■ WRITTEN INSTRUCTION: Look through the material below. Copy each line that contains the string "What".

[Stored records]
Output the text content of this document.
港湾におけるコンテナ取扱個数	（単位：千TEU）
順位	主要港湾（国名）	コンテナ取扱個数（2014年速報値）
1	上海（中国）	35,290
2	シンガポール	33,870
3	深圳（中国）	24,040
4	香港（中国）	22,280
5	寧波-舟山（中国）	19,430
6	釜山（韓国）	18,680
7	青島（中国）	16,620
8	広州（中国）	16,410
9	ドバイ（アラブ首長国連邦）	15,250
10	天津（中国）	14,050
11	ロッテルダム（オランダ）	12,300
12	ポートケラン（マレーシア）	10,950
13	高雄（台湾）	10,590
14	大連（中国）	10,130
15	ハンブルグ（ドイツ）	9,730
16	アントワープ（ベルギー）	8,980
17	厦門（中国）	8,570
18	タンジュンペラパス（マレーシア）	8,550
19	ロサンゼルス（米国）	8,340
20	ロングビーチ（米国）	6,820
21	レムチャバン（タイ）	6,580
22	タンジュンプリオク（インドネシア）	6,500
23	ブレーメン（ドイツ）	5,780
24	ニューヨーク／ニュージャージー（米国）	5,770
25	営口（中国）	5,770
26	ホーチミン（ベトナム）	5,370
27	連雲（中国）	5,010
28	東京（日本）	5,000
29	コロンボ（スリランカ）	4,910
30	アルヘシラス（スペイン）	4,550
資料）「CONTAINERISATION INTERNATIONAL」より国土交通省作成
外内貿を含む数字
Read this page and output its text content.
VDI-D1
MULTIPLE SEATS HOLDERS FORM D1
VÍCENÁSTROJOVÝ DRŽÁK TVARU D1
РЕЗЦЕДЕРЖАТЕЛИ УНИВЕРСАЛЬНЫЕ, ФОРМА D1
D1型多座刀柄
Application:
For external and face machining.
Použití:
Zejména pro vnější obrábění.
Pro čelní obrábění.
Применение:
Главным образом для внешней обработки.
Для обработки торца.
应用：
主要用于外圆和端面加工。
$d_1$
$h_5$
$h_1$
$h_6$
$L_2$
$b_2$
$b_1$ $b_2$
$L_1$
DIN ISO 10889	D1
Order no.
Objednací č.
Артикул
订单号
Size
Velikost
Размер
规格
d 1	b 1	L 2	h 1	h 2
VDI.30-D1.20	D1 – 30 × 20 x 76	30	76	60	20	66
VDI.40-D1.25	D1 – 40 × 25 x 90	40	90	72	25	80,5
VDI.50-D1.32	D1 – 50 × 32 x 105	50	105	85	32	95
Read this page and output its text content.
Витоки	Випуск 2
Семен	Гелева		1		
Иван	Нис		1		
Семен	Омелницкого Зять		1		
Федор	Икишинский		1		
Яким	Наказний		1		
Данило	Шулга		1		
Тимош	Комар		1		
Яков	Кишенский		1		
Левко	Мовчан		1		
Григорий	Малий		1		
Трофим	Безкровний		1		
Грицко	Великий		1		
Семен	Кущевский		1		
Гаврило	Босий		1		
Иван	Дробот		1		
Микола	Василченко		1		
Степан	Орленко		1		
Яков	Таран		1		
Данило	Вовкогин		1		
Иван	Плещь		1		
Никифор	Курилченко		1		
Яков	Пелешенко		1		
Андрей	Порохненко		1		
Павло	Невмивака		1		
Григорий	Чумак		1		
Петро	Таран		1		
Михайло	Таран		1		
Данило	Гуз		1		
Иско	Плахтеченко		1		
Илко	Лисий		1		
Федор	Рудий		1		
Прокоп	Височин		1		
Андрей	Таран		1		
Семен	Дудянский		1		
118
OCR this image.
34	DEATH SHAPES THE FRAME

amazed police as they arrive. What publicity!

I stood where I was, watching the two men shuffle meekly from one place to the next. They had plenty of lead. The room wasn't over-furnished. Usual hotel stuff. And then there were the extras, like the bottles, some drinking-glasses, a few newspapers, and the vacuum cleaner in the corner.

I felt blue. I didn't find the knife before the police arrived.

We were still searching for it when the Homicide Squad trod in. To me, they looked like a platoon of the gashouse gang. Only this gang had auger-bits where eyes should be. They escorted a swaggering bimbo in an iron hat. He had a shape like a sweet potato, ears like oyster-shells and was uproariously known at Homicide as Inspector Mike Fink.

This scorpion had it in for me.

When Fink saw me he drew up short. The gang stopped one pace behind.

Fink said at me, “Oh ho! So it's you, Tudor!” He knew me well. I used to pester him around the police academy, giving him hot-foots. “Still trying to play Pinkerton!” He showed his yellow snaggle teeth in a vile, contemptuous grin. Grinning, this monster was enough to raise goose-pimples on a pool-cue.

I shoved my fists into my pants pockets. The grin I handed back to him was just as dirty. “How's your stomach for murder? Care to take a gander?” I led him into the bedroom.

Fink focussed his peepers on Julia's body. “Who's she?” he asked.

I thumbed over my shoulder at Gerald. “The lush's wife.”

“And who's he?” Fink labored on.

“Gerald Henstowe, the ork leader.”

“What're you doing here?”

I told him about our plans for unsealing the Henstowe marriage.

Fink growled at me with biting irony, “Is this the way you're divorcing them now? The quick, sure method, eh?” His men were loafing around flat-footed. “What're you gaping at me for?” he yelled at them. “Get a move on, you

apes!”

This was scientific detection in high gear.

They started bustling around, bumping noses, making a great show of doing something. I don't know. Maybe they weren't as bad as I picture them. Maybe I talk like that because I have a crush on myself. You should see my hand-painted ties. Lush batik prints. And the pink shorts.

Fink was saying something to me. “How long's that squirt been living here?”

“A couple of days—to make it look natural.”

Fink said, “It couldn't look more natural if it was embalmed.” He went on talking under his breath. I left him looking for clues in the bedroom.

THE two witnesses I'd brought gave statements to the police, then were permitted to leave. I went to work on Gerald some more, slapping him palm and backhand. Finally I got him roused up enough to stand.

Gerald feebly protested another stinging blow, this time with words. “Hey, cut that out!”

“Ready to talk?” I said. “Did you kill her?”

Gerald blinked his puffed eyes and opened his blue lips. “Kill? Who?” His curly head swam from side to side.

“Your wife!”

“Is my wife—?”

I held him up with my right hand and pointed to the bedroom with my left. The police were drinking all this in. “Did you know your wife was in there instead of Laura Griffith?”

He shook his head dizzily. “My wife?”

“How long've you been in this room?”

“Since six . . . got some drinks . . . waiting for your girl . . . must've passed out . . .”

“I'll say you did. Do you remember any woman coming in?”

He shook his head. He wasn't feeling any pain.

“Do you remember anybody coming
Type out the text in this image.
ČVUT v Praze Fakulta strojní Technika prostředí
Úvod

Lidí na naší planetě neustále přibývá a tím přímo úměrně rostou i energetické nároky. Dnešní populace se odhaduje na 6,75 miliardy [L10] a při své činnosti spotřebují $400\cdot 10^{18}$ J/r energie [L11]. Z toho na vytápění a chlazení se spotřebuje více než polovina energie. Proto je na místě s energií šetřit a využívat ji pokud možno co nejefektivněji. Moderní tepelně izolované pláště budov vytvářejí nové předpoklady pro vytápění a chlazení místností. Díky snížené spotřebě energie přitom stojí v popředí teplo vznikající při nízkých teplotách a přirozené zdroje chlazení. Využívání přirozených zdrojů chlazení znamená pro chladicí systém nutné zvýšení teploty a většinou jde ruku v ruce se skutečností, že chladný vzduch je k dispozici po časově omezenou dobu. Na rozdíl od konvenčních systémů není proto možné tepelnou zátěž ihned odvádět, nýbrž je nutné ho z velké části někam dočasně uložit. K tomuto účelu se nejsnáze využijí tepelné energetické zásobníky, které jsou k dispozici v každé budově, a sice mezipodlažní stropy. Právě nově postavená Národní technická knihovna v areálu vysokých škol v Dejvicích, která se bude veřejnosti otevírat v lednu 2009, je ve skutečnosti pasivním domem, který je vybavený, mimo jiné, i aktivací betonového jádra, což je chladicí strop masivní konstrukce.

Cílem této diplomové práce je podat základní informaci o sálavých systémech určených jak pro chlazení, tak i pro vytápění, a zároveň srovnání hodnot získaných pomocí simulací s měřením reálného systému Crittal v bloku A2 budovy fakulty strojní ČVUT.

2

■ ANSWER FOR THE TASK:
amazed police as they arrive. What publicity!
“What're you doing here?”
Fink growled at me with biting irony, “Is this the way you're divorcing them now? The quick, sure method, eh?” His men were loafing around flat-footed. “What're you gaping at me for?” he yelled at them. “Get a move on, you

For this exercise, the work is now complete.